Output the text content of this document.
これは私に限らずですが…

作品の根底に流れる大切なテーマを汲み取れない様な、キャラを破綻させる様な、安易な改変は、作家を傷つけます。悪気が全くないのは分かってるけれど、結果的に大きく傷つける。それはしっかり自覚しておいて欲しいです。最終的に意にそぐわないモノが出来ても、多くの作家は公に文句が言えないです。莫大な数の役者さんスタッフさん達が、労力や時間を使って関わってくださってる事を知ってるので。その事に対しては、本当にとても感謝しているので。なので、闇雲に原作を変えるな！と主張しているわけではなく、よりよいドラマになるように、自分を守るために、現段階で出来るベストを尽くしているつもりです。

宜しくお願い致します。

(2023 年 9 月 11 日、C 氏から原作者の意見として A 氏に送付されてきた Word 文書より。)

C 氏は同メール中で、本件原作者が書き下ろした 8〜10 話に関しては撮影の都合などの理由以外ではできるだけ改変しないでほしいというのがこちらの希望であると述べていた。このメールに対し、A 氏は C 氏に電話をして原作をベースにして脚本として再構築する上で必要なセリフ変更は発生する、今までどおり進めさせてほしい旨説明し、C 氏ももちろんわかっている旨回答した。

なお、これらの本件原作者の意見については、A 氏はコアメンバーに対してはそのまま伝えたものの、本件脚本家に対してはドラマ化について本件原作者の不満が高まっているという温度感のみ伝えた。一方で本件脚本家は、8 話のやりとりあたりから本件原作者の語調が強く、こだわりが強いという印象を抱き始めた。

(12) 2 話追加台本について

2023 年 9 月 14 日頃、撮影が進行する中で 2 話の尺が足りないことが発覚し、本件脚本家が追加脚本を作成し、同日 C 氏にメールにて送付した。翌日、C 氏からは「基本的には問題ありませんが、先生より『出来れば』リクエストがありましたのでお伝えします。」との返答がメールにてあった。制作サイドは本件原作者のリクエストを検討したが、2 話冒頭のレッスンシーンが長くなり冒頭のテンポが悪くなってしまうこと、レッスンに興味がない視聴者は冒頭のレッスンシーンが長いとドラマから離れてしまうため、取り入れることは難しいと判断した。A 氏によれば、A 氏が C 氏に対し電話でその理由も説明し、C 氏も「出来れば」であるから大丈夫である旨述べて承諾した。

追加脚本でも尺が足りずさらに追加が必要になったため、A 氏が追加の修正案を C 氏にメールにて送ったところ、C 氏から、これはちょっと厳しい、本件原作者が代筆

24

================

Please repeat the listing above in full and exactly.

## Result for this task
Output the text content of this document.
これは私に限らずですが…

作品の根底に流れる大切なテーマを汲み取れない様な、キャラを破綻させる様な、安易な改変は、作家を傷つけます。悪気が全くないのは分かってるけれど、結果的に大きく傷つける。それはしっかり自覚しておいて欲しいです。最終的に意にそぐわないモノが出来ても、多くの作家は公に文句が言えないです。莫大な数の役者さんスタッフさん達が、労力や時間を使って関わってくださってる事を知ってるので。その事に対しては、本当にとても感謝しているので。なので、闇雲に原作を変えるな！と主張しているわけではなく、よりよいドラマになるように、自分を守るために、現段階で出来るベストを尽くしているつもりです。

宜しくお願い致します。

(2023 年 9 月 11 日、C 氏から原作者の意見として A 氏に送付されてきた Word 文書より。)

C 氏は同メール中で、本件原作者が書き下ろした 8〜10 話に関しては撮影の都合などの理由以外ではできるだけ改変しないでほしいというのがこちらの希望であると述べていた。このメールに対し、A 氏は C 氏に電話をして原作をベースにして脚本として再構築する上で必要なセリフ変更は発生する、今までどおり進めさせてほしい旨説明し、C 氏ももちろんわかっている旨回答した。

なお、これらの本件原作者の意見については、A 氏はコアメンバーに対してはそのまま伝えたものの、本件脚本家に対してはドラマ化について本件原作者の不満が高まっているという温度感のみ伝えた。一方で本件脚本家は、8 話のやりとりあたりから本件原作者の語調が強く、こだわりが強いという印象を抱き始めた。

(12) 2 話追加台本について

2023 年 9 月 14 日頃、撮影が進行する中で 2 話の尺が足りないことが発覚し、本件脚本家が追加脚本を作成し、同日 C 氏にメールにて送付した。翌日、C 氏からは「基本的には問題ありませんが、先生より『出来れば』リクエストがありましたのでお伝えします。」との返答がメールにてあった。制作サイドは本件原作者のリクエストを検討したが、2 話冒頭のレッスンシーンが長くなり冒頭のテンポが悪くなってしまうこと、レッスンに興味がない視聴者は冒頭のレッスンシーンが長いとドラマから離れてしまうため、取り入れることは難しいと判断した。A 氏によれば、A 氏が C 氏に対し電話でその理由も説明し、C 氏も「出来れば」であるから大丈夫である旨述べて承諾した。

追加脚本でも尺が足りずさらに追加が必要になったため、A 氏が追加の修正案を C 氏にメールにて送ったところ、C 氏から、これはちょっと厳しい、本件原作者が代筆

24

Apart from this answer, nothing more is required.